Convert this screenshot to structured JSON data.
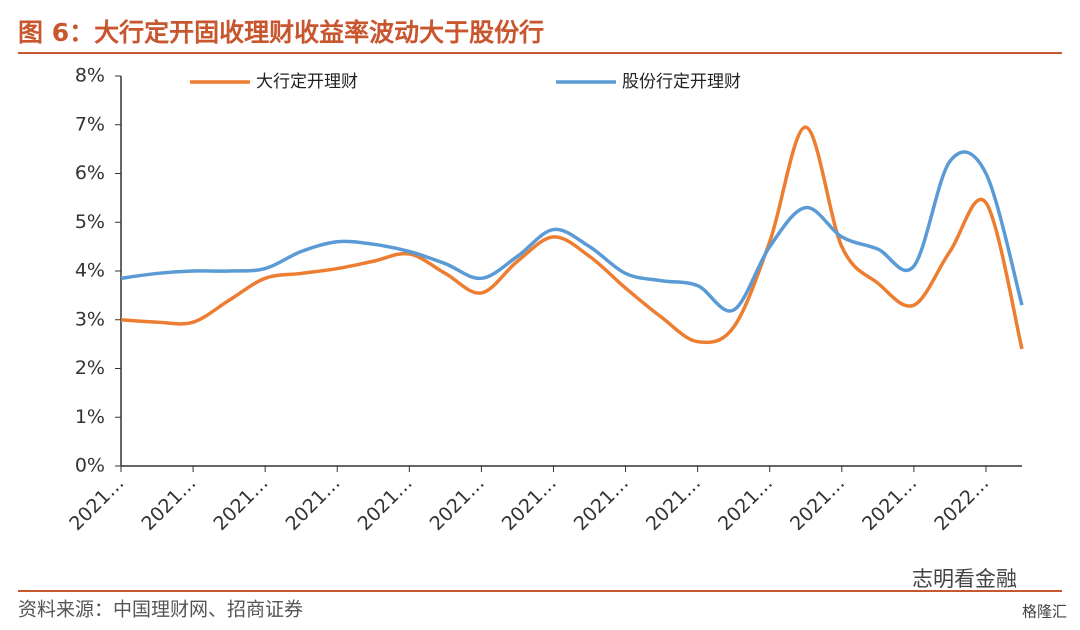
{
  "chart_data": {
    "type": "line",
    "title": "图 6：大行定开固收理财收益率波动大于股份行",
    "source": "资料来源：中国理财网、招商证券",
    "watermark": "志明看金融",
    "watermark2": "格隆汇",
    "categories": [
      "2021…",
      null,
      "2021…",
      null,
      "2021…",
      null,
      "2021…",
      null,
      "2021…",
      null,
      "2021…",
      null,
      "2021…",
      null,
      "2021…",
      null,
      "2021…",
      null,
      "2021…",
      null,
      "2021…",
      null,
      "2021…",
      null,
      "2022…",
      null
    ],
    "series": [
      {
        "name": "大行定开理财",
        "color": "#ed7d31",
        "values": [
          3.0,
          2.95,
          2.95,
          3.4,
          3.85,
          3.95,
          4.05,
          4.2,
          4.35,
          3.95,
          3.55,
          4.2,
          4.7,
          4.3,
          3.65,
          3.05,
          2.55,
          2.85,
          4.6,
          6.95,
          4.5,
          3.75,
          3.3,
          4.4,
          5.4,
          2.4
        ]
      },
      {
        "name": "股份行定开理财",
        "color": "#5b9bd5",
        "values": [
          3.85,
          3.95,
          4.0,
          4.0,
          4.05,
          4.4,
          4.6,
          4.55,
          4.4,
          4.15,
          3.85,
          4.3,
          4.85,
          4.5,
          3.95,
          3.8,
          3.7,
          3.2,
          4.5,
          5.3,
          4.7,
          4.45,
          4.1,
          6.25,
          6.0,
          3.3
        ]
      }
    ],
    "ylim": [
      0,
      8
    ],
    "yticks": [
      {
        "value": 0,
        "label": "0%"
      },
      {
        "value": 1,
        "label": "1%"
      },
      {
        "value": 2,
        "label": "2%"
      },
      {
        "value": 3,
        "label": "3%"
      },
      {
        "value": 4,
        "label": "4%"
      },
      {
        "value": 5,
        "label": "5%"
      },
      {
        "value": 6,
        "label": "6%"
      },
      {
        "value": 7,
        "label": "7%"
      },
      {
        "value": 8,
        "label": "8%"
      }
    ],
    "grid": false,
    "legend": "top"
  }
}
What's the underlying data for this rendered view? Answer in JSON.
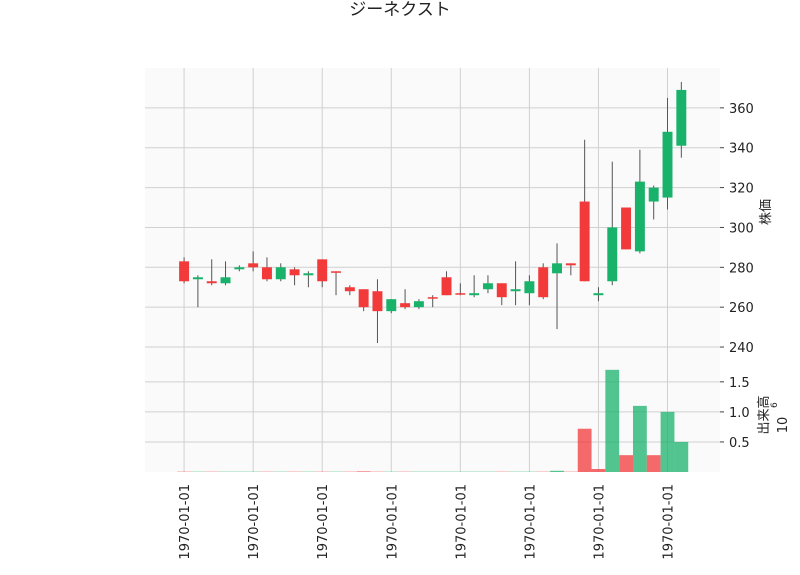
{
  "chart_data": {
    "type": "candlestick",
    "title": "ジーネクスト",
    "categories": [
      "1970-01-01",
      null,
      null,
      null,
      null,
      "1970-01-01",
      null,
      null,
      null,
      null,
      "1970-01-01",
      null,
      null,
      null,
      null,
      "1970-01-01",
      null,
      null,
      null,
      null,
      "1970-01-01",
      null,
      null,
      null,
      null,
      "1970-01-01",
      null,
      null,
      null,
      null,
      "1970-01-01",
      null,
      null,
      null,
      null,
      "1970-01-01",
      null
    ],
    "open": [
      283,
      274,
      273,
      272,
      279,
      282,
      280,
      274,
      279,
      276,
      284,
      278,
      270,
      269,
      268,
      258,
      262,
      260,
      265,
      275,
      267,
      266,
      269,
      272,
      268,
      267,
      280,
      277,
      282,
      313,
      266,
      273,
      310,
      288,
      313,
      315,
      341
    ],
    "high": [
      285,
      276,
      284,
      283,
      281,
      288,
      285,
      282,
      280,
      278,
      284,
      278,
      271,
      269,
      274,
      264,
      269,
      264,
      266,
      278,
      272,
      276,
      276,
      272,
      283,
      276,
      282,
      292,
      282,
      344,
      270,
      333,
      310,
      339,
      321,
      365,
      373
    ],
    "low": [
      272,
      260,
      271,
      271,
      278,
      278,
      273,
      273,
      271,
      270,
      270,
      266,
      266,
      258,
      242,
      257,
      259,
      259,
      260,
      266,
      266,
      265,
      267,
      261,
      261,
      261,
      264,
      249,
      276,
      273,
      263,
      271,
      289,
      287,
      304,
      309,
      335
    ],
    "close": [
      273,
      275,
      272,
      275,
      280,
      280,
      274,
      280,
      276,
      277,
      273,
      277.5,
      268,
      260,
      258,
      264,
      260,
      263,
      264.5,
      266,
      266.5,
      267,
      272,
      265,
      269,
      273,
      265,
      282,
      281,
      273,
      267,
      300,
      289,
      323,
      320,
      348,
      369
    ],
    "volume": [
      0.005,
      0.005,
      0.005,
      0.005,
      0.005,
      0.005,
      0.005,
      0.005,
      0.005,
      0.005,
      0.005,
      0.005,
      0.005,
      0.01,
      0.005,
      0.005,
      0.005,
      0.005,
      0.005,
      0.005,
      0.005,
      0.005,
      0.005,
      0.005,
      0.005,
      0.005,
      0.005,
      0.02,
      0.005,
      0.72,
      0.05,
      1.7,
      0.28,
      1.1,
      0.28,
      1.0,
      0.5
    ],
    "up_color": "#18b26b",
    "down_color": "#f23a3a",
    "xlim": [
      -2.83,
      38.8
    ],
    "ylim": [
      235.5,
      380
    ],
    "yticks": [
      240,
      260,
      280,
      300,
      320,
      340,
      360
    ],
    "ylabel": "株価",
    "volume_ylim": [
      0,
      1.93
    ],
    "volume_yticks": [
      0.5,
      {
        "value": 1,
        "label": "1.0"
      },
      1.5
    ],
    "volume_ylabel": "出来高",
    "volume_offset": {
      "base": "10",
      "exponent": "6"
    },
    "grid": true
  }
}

* * *

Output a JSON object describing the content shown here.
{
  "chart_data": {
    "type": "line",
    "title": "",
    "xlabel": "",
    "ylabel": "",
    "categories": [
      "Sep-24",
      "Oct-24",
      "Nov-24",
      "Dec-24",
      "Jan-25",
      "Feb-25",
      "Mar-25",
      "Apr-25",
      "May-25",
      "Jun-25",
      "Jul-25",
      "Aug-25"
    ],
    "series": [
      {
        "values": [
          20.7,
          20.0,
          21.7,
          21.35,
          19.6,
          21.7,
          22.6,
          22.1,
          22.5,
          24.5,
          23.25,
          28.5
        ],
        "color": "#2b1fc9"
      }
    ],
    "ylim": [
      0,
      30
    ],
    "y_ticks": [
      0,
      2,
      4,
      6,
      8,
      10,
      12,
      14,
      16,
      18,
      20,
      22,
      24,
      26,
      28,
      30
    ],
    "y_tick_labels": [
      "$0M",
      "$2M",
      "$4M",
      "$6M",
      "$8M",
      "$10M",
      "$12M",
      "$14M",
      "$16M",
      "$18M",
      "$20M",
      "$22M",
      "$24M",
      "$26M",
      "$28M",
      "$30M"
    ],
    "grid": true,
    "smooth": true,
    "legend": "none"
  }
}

=== Exercise task ===
Among the lines of the listing, how many hold the string "this"? Respond with only the number.

=== Answer to the exercise ===
2